**WHAT THE TASK REQUIRES:**
Locate the string "droits" in the listing below. Copy every line where it is found.

**SOURCE RECORDS:**
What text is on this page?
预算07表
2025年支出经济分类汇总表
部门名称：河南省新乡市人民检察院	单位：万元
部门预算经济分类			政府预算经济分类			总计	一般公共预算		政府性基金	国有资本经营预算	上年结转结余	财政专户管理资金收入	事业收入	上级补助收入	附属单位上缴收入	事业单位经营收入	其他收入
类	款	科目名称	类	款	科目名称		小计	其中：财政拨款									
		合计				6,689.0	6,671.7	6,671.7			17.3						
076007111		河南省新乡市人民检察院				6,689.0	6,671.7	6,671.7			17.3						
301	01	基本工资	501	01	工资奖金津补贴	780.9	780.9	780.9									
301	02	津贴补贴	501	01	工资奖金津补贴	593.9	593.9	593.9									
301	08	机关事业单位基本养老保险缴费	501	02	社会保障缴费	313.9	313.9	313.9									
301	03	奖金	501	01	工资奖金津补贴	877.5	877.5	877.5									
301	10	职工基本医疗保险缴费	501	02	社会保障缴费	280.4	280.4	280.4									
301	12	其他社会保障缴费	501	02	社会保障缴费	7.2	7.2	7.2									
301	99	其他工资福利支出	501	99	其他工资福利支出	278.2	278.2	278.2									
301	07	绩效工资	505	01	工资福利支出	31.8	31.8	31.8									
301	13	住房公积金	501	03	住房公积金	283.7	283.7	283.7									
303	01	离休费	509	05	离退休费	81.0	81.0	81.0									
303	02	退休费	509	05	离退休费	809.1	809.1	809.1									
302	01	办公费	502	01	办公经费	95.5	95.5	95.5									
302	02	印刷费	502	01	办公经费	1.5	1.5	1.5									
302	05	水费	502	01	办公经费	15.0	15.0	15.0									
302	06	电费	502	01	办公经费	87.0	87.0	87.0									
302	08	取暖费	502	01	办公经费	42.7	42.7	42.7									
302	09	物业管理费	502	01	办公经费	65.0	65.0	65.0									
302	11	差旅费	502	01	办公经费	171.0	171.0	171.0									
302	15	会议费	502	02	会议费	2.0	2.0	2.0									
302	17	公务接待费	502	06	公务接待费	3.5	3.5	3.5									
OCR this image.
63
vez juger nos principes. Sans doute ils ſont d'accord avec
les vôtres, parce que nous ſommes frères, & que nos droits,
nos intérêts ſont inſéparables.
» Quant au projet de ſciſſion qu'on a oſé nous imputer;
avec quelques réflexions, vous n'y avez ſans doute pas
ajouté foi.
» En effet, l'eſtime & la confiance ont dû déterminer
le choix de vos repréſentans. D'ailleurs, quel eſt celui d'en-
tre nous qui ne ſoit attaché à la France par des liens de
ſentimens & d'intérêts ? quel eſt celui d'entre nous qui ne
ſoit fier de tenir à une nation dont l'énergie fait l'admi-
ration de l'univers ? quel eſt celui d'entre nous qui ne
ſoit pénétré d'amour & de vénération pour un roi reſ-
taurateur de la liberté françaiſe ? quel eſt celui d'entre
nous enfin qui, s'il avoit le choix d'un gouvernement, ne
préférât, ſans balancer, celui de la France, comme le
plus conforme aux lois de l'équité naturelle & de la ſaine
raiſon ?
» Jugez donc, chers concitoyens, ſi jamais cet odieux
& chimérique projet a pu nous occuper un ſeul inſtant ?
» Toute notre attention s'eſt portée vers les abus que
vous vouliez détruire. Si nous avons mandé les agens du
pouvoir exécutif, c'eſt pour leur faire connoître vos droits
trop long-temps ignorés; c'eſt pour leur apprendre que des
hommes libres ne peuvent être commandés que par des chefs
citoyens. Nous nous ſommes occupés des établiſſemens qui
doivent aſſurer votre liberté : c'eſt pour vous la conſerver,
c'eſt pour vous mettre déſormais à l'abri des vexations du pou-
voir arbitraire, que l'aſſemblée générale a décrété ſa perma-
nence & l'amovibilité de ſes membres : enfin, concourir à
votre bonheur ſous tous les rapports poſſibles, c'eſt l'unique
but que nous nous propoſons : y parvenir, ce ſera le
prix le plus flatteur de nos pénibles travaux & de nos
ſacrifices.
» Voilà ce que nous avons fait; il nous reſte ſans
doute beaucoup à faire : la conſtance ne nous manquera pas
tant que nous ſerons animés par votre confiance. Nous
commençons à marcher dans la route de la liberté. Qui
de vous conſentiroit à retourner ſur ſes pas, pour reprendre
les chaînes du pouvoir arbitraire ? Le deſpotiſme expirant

**SOLUTION:**
les vôtres, parce que nous ſommes frères, & que nos droits,
pouvoir exécutif, c'eſt pour leur faire connoître vos droits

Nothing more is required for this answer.